Scan the listing and copy each line where the word "Esau" is present.
[Start of Attachment]
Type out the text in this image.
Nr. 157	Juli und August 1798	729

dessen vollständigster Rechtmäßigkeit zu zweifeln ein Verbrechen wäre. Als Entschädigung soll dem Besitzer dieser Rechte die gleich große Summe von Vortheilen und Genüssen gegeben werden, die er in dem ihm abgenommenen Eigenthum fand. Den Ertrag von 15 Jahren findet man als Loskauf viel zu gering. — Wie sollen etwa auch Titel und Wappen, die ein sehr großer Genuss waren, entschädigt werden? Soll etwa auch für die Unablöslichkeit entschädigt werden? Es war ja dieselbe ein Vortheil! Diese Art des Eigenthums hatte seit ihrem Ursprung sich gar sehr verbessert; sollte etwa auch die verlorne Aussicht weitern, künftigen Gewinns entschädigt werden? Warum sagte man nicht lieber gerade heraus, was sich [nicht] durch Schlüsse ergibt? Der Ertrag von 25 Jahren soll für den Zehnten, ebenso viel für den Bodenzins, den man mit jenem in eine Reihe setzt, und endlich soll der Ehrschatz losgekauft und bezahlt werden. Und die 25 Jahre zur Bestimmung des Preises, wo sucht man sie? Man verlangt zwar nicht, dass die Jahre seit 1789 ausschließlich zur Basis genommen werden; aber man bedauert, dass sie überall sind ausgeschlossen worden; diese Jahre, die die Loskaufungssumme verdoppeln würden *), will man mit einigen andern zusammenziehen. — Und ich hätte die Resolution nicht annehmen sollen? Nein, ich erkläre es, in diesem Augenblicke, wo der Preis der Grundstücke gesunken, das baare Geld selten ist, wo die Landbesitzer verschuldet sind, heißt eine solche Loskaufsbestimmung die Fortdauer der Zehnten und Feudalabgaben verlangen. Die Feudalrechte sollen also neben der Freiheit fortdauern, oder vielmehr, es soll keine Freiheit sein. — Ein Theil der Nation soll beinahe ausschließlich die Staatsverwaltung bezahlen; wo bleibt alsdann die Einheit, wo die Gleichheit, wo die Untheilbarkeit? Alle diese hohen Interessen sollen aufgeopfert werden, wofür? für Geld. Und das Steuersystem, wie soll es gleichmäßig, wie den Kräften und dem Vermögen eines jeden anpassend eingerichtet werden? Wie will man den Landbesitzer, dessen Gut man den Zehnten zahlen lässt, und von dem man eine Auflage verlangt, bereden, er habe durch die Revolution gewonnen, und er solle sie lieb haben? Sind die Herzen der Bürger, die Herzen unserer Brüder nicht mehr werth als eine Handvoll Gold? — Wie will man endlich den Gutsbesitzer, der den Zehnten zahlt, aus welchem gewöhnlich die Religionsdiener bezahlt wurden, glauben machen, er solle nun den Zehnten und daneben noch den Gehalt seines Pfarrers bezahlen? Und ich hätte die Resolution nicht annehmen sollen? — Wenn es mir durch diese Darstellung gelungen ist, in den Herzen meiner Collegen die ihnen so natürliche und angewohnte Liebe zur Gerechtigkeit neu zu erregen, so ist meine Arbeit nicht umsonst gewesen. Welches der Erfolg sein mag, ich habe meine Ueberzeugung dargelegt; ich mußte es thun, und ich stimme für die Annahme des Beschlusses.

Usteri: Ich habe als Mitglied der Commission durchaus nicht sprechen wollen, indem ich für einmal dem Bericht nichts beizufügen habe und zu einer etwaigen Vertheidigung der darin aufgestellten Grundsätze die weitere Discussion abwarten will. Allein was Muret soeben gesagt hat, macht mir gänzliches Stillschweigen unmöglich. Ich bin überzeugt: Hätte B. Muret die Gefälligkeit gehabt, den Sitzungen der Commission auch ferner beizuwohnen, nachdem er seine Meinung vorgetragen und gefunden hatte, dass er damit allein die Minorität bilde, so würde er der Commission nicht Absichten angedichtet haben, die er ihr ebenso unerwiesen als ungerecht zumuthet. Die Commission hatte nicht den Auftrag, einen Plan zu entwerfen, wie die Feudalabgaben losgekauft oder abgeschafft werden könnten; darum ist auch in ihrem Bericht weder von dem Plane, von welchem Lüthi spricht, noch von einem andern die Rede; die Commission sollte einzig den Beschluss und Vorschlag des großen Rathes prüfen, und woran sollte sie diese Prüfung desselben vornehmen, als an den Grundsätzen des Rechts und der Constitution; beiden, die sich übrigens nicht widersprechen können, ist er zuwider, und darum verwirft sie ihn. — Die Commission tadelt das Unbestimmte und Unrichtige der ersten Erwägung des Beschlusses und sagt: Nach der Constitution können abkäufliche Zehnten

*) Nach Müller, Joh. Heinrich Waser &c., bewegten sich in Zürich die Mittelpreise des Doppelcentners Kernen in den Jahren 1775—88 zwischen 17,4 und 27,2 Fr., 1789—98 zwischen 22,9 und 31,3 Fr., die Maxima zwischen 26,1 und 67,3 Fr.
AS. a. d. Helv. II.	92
[End of Attachment]
[Start of Attachment]
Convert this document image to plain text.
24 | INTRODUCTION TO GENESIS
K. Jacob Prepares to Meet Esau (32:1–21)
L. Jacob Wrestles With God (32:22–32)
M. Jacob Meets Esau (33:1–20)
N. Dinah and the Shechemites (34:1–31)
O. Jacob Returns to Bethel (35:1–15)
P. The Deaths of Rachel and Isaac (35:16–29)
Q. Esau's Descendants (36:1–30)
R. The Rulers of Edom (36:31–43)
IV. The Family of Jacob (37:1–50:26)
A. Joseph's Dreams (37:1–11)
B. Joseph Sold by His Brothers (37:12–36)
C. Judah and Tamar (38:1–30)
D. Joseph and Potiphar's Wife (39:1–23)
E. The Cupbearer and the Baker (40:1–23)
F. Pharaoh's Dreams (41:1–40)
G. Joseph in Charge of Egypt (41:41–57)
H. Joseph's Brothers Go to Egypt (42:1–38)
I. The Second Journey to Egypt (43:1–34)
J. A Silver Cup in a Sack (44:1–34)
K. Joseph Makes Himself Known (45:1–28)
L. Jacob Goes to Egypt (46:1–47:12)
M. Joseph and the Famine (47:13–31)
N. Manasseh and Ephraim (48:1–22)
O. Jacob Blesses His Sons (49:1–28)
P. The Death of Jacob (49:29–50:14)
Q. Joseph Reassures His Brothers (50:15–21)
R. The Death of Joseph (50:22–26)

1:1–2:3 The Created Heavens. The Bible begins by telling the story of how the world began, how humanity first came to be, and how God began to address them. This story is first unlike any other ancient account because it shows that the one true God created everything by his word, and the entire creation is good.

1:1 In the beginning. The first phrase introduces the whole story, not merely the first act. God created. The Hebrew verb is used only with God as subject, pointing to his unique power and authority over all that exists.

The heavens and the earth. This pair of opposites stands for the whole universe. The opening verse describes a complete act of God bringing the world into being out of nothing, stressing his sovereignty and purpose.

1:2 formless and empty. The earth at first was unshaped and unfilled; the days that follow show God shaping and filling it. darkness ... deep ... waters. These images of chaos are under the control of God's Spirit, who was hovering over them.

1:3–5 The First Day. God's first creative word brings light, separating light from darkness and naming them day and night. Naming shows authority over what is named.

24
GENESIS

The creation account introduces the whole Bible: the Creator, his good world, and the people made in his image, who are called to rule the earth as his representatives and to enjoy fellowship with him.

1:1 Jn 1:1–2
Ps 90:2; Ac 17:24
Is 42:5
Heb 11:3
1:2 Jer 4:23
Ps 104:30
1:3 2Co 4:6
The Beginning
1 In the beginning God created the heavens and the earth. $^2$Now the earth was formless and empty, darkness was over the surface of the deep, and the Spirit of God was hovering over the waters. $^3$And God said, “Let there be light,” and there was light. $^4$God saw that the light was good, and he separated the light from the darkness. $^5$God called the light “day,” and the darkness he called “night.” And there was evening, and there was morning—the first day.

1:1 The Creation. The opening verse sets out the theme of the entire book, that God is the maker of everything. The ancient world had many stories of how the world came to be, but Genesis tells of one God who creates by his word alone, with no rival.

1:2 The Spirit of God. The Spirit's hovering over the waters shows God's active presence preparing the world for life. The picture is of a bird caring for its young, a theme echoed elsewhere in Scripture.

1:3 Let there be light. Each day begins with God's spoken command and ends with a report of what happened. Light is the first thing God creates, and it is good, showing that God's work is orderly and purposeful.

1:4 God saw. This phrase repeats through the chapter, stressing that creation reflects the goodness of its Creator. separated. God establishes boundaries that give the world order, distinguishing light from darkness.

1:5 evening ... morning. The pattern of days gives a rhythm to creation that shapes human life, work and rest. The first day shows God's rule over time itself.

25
[End of Attachment]
Solution for this task
K. Jacob Prepares to Meet Esau (32:1–21)
M. Jacob Meets Esau (33:1–20)
Q. Esau's Descendants (36:1–30)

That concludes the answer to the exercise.